* _Exercise objective_: Copy out all the entries exactly.

** Start Dataset entries **

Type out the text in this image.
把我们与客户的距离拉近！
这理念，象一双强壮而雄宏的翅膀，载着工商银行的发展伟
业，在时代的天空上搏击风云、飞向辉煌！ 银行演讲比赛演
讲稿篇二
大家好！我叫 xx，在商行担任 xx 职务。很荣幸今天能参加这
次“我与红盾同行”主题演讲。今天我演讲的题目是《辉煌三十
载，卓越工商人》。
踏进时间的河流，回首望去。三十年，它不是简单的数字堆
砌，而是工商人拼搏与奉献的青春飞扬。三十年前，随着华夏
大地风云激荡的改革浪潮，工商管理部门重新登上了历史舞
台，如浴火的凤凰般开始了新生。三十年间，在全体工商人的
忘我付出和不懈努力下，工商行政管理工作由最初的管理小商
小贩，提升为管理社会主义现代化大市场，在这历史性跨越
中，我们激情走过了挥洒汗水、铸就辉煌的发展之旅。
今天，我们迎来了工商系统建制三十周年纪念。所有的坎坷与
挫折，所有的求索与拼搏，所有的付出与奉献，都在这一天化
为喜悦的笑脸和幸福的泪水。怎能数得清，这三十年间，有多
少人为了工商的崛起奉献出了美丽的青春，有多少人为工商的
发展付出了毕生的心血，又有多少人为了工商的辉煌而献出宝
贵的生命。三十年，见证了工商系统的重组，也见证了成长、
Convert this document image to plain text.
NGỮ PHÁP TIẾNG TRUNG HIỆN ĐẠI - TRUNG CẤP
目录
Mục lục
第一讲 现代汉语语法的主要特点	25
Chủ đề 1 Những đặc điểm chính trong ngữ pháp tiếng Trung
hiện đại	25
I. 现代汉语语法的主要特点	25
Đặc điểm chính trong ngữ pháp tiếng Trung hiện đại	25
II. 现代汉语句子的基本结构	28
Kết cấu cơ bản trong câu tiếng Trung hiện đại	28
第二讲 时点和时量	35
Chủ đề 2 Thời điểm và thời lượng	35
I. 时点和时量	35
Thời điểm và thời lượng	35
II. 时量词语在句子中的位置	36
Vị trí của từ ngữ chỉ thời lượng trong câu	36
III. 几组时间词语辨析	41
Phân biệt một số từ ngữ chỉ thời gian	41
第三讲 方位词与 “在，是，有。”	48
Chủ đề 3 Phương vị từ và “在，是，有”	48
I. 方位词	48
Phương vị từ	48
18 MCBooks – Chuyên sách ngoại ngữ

** End Dataset entries **

* _Answer_:
Type out the text in this image.
把我们与客户的距离拉近！
这理念，象一双强壮而雄宏的翅膀，载着工商银行的发展伟
业，在时代的天空上搏击风云、飞向辉煌！ 银行演讲比赛演
讲稿篇二
大家好！我叫 xx，在商行担任 xx 职务。很荣幸今天能参加这
次“我与红盾同行”主题演讲。今天我演讲的题目是《辉煌三十
载，卓越工商人》。
踏进时间的河流，回首望去。三十年，它不是简单的数字堆
砌，而是工商人拼搏与奉献的青春飞扬。三十年前，随着华夏
大地风云激荡的改革浪潮，工商管理部门重新登上了历史舞
台，如浴火的凤凰般开始了新生。三十年间，在全体工商人的
忘我付出和不懈努力下，工商行政管理工作由最初的管理小商
小贩，提升为管理社会主义现代化大市场，在这历史性跨越
中，我们激情走过了挥洒汗水、铸就辉煌的发展之旅。
今天，我们迎来了工商系统建制三十周年纪念。所有的坎坷与
挫折，所有的求索与拼搏，所有的付出与奉献，都在这一天化
为喜悦的笑脸和幸福的泪水。怎能数得清，这三十年间，有多
少人为了工商的崛起奉献出了美丽的青春，有多少人为工商的
发展付出了毕生的心血，又有多少人为了工商的辉煌而献出宝
贵的生命。三十年，见证了工商系统的重组，也见证了成长、
Convert this document image to plain text.
NGỮ PHÁP TIẾNG TRUNG HIỆN ĐẠI - TRUNG CẤP
目录
Mục lục
第一讲 现代汉语语法的主要特点	25
Chủ đề 1 Những đặc điểm chính trong ngữ pháp tiếng Trung
hiện đại	25
I. 现代汉语语法的主要特点	25
Đặc điểm chính trong ngữ pháp tiếng Trung hiện đại	25
II. 现代汉语句子的基本结构	28
Kết cấu cơ bản trong câu tiếng Trung hiện đại	28
第二讲 时点和时量	35
Chủ đề 2 Thời điểm và thời lượng	35
I. 时点和时量	35
Thời điểm và thời lượng	35
II. 时量词语在句子中的位置	36
Vị trí của từ ngữ chỉ thời lượng trong câu	36
III. 几组时间词语辨析	41
Phân biệt một số từ ngữ chỉ thời gian	41
第三讲 方位词与 “在，是，有。”	48
Chủ đề 3 Phương vị từ và “在，是，有”	48
I. 方位词	48
Phương vị từ	48
18 MCBooks – Chuyên sách ngoại ngữ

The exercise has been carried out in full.